_To do_
Count every line that includes the string "ylabel" in the entries that follow. Nothing besides the number is needed.

_Material shown_

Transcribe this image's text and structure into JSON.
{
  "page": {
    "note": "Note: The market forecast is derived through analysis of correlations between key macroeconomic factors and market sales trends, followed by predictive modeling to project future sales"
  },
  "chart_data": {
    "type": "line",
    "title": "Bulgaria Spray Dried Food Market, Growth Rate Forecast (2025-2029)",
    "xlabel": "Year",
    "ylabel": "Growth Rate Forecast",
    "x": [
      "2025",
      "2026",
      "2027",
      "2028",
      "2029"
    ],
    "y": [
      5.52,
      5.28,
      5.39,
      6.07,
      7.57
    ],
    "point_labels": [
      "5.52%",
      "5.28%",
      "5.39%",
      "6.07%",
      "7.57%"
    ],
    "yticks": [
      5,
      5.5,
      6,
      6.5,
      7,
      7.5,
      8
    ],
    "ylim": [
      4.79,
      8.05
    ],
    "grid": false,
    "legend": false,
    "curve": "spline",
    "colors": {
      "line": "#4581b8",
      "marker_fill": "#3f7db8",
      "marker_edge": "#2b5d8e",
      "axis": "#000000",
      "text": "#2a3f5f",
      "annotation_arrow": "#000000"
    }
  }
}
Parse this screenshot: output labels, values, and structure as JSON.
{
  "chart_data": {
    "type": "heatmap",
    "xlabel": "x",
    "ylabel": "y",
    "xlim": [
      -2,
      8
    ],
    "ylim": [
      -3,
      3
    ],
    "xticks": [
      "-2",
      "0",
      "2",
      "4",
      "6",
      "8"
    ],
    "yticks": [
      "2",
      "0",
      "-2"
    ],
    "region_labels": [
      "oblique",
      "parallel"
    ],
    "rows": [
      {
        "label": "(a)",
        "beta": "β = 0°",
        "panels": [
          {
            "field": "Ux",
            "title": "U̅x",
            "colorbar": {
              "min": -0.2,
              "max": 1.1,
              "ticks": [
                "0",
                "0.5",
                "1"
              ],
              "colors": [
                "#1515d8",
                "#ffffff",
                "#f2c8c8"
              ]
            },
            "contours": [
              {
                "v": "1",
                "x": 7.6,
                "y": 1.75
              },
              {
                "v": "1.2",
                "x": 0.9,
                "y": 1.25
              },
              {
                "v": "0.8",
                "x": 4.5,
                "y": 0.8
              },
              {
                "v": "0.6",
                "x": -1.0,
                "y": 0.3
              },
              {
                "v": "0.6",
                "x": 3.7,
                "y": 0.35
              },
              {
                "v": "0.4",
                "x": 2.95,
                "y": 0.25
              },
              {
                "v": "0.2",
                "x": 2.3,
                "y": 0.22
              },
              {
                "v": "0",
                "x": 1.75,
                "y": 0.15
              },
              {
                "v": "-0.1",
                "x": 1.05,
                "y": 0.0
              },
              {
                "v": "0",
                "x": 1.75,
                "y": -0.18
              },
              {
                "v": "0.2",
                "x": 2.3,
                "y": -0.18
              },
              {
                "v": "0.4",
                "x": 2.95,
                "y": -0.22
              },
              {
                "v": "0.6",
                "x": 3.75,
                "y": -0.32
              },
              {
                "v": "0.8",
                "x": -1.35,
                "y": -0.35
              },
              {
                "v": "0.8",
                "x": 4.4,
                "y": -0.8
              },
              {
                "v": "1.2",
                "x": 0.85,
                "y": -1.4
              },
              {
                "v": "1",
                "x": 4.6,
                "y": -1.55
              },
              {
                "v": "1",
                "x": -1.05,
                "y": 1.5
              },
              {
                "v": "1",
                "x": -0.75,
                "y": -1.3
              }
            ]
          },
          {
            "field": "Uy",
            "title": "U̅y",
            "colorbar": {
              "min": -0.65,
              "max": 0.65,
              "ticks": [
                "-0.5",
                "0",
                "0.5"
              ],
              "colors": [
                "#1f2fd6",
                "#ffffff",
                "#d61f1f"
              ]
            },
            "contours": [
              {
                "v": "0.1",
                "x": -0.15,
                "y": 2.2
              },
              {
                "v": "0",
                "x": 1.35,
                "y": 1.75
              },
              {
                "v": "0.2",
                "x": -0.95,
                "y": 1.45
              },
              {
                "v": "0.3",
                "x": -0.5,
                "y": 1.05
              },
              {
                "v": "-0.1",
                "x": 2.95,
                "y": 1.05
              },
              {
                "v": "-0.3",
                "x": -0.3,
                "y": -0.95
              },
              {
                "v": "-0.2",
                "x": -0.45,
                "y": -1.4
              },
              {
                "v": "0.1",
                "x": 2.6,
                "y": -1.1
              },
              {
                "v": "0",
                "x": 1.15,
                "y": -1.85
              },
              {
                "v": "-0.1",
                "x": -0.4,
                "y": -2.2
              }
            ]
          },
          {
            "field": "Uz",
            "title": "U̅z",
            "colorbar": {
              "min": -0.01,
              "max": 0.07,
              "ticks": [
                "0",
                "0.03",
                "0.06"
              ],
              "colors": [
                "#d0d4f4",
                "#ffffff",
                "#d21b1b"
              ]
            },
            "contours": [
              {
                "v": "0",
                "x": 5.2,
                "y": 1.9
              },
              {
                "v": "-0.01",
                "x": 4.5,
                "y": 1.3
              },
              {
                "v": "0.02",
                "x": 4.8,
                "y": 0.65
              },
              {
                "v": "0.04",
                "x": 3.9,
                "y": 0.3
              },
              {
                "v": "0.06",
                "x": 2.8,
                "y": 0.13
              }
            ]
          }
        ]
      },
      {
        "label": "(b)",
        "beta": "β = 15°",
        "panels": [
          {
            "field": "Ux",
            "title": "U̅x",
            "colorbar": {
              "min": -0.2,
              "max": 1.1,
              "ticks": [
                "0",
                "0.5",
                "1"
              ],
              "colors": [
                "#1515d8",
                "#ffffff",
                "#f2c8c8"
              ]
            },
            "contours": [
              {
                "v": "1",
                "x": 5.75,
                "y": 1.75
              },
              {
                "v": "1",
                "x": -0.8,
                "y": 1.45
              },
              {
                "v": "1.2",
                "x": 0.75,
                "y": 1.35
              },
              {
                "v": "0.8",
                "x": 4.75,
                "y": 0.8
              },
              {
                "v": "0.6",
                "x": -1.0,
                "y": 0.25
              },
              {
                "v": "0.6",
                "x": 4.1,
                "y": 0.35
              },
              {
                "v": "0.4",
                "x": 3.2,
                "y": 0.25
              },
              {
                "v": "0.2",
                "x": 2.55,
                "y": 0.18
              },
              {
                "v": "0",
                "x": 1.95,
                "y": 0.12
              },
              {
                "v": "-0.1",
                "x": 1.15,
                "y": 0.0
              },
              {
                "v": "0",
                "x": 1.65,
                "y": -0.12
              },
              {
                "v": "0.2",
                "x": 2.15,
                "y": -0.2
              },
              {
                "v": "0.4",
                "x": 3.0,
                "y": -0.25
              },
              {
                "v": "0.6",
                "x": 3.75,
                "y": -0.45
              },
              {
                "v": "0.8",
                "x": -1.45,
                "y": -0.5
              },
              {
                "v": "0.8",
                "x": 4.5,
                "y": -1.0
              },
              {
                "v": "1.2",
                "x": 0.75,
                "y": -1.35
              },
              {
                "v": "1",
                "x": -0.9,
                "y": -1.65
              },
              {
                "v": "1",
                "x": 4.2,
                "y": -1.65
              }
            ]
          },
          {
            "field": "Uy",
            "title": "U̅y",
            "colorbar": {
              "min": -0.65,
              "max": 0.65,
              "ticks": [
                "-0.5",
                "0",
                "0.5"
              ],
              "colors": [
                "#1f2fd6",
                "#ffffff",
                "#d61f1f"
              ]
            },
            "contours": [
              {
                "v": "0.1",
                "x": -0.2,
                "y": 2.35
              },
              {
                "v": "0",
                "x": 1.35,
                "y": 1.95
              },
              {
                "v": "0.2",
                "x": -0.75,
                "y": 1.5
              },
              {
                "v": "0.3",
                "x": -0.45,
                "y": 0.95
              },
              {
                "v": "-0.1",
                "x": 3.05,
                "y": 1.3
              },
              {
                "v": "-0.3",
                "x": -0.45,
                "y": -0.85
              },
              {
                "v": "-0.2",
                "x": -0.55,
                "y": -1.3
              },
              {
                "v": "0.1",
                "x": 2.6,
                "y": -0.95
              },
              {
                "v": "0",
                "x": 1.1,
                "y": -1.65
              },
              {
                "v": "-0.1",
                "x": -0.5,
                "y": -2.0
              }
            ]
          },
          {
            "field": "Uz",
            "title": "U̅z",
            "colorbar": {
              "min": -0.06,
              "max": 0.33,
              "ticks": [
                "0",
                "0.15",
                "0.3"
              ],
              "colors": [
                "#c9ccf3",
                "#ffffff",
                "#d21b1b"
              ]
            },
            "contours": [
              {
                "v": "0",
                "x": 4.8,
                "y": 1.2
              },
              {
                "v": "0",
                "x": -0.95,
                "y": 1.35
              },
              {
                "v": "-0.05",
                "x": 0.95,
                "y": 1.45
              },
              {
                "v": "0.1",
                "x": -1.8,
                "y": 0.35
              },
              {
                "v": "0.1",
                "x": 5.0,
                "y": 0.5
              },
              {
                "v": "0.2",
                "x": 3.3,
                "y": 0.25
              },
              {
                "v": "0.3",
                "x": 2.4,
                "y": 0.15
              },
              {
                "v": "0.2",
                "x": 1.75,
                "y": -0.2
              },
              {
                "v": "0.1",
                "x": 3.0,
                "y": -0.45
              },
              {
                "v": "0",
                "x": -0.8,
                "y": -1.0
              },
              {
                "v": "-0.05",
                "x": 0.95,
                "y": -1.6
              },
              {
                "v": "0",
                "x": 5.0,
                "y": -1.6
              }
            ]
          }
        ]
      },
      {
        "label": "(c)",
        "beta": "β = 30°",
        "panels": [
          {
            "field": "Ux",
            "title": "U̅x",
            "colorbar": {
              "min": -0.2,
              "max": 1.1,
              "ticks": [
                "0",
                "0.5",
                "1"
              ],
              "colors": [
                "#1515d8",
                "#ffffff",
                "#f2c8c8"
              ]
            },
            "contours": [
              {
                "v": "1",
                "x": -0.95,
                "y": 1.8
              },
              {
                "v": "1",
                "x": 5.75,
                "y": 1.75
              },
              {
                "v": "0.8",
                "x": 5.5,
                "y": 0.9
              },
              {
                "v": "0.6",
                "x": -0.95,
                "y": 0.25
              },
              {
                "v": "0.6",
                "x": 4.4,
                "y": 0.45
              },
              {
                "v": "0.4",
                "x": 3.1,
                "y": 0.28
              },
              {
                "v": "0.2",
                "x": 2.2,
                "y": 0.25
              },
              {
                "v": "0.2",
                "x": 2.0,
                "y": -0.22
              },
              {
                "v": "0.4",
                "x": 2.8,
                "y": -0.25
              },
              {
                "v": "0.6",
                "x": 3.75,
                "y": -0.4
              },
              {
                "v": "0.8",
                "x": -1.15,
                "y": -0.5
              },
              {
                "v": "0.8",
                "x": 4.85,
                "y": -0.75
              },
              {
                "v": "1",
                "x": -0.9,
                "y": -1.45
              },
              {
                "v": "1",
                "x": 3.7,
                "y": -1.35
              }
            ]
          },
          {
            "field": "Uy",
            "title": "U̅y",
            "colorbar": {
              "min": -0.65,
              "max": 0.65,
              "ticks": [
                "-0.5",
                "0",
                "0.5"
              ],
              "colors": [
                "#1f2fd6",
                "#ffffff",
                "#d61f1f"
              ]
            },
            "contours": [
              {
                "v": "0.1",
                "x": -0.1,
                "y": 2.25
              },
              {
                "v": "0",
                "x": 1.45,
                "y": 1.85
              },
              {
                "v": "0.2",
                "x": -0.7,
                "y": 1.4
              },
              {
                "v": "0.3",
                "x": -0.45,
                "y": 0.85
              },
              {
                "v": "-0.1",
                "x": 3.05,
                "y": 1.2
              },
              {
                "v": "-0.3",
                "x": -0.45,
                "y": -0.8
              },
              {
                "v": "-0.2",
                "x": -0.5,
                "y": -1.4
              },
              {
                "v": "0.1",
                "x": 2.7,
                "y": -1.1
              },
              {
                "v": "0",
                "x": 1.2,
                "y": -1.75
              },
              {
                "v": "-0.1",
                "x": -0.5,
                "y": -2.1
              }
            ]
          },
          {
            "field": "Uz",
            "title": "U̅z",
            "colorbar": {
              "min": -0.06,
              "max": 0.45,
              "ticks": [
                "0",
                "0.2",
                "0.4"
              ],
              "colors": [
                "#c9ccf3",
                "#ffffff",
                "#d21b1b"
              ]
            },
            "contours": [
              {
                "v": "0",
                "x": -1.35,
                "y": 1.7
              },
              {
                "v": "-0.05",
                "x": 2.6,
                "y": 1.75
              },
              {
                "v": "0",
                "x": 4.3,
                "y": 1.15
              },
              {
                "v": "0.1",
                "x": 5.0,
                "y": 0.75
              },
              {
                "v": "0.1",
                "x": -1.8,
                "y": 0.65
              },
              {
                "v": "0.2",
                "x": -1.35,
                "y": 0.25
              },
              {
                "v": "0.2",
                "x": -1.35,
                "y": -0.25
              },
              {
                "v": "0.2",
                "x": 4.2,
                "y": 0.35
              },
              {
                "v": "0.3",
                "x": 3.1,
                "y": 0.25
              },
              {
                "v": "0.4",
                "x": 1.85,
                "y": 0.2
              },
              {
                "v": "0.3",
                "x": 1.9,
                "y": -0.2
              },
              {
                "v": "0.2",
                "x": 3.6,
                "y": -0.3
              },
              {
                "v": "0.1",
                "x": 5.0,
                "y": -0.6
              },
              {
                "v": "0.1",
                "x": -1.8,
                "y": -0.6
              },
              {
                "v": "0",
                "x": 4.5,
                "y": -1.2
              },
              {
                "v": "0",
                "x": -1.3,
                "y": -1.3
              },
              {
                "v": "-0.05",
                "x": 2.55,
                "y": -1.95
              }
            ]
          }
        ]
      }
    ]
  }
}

_Response to the exercise_
2